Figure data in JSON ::
★ ★ ★ ★ ★ ★ ★
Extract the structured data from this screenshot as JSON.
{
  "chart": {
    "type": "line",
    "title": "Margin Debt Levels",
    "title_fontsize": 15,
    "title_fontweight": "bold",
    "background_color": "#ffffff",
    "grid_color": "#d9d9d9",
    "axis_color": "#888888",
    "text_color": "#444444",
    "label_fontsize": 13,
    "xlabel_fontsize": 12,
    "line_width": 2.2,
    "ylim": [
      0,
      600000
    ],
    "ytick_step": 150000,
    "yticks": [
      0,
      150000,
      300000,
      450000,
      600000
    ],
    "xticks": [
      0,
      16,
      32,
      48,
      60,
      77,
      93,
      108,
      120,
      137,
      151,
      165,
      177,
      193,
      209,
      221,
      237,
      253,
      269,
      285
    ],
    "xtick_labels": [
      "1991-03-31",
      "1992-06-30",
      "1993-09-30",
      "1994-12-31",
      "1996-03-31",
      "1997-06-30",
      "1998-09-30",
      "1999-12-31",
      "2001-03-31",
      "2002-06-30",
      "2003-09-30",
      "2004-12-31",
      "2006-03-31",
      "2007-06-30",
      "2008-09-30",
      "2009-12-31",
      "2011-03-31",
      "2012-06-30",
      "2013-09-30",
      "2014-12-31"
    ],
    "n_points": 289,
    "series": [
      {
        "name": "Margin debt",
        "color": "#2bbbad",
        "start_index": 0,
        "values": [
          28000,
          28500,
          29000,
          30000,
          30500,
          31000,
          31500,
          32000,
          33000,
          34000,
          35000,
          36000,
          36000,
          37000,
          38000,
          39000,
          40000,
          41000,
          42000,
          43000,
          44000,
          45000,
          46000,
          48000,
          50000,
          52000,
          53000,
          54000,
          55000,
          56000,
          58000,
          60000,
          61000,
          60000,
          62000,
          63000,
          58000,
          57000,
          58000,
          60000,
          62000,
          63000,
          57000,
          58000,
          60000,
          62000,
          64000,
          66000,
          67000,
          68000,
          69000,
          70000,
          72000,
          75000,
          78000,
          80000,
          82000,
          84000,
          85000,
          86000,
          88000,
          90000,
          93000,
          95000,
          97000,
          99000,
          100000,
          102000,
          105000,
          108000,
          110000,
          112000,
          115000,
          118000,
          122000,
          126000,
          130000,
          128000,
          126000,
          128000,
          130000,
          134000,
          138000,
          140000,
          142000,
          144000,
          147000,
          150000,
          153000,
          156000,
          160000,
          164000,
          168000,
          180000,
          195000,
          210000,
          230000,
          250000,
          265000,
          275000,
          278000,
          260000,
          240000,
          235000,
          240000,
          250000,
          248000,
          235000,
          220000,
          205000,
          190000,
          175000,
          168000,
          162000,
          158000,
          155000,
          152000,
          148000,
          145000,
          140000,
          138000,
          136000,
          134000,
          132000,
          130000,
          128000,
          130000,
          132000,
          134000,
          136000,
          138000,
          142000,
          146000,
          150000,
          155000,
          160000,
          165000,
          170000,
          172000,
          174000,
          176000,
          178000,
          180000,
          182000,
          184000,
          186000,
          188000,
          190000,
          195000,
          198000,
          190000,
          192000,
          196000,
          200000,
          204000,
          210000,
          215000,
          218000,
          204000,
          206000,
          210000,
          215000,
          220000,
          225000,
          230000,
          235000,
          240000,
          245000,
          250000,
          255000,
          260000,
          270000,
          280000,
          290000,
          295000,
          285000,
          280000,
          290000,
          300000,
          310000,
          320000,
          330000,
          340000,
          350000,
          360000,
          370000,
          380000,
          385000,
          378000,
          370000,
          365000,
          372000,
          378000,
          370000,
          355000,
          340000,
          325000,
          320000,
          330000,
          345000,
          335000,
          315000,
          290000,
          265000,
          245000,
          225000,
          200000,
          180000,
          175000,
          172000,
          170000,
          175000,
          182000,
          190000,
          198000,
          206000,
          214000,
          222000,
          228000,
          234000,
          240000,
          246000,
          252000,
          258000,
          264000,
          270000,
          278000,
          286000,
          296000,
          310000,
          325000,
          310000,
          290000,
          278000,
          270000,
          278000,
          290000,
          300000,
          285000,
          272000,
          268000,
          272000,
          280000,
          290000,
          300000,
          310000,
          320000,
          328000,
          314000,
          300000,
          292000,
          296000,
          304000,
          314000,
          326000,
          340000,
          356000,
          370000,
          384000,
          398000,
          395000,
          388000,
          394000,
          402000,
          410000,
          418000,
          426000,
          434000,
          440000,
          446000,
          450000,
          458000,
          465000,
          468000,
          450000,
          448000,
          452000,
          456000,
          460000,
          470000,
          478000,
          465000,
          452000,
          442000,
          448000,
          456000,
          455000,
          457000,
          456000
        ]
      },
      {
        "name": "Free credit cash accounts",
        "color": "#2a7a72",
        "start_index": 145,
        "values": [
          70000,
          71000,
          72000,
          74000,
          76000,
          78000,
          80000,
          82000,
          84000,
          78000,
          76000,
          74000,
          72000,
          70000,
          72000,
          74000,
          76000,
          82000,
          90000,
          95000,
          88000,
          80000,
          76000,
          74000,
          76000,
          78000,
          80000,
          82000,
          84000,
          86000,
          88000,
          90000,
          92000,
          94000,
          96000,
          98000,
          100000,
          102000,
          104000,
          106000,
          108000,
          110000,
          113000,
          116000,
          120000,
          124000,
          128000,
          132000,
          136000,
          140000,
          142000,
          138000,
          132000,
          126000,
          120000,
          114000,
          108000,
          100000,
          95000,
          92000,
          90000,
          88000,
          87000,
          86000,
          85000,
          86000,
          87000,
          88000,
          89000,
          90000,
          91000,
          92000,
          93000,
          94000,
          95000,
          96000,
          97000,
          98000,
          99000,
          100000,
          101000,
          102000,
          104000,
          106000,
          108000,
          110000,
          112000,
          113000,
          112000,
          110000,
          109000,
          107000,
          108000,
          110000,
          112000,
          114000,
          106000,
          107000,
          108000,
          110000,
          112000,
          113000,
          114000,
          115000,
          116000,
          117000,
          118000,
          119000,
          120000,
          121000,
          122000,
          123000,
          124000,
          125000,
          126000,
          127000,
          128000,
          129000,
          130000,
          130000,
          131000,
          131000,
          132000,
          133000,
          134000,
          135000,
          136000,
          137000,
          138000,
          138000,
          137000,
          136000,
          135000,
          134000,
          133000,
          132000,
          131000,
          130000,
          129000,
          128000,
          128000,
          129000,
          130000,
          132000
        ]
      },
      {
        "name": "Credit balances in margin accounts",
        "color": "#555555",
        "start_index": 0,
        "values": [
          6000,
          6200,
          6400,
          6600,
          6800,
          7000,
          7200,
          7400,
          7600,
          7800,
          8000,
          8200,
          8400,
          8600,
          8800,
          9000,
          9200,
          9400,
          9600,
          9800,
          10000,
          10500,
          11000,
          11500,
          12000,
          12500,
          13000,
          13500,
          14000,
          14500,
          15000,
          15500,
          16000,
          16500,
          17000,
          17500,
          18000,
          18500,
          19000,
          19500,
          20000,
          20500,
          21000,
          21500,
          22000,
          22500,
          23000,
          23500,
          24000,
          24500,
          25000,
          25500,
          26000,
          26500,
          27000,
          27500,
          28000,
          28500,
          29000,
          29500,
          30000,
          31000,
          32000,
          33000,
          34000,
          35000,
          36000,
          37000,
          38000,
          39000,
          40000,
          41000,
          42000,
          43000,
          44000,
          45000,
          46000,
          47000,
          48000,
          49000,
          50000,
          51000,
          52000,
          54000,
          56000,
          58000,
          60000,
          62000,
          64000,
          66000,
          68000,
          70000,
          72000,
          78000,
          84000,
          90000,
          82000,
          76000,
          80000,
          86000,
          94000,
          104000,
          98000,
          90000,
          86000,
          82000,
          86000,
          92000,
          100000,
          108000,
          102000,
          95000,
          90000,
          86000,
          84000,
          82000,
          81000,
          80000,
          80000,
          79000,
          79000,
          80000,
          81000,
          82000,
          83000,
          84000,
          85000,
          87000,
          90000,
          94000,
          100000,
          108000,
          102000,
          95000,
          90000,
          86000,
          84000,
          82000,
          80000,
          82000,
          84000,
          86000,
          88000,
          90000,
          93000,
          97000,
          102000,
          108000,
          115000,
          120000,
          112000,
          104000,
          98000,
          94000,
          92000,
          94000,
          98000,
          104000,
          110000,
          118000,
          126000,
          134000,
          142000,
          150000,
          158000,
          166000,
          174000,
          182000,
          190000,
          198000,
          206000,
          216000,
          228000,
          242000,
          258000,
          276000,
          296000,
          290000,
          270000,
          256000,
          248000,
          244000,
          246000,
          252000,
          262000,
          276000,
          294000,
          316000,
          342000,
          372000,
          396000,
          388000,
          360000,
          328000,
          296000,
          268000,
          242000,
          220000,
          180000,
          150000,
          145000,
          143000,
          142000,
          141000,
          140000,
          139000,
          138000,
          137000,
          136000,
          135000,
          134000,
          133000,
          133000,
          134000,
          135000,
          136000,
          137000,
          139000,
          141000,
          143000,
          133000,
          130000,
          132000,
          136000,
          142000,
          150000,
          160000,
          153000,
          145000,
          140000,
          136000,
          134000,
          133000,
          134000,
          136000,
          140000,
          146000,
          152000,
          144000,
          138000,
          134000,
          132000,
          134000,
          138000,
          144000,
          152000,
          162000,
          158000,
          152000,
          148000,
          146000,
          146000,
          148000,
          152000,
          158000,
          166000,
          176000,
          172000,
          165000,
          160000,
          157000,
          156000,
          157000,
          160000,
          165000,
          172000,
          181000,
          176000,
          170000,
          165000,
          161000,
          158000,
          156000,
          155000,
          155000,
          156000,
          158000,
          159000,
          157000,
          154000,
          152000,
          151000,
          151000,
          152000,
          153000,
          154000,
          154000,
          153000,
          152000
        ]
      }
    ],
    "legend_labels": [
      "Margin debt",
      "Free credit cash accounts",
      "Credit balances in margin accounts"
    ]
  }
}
★ ★ ★ ★ ★ ★ ★
WHAT IS NEEDED :: Isolate the lines that hold the word "cash" and copy all of them.

FULL RESPONSE ::
        "name": "Free credit cash accounts",
      "Free credit cash accounts",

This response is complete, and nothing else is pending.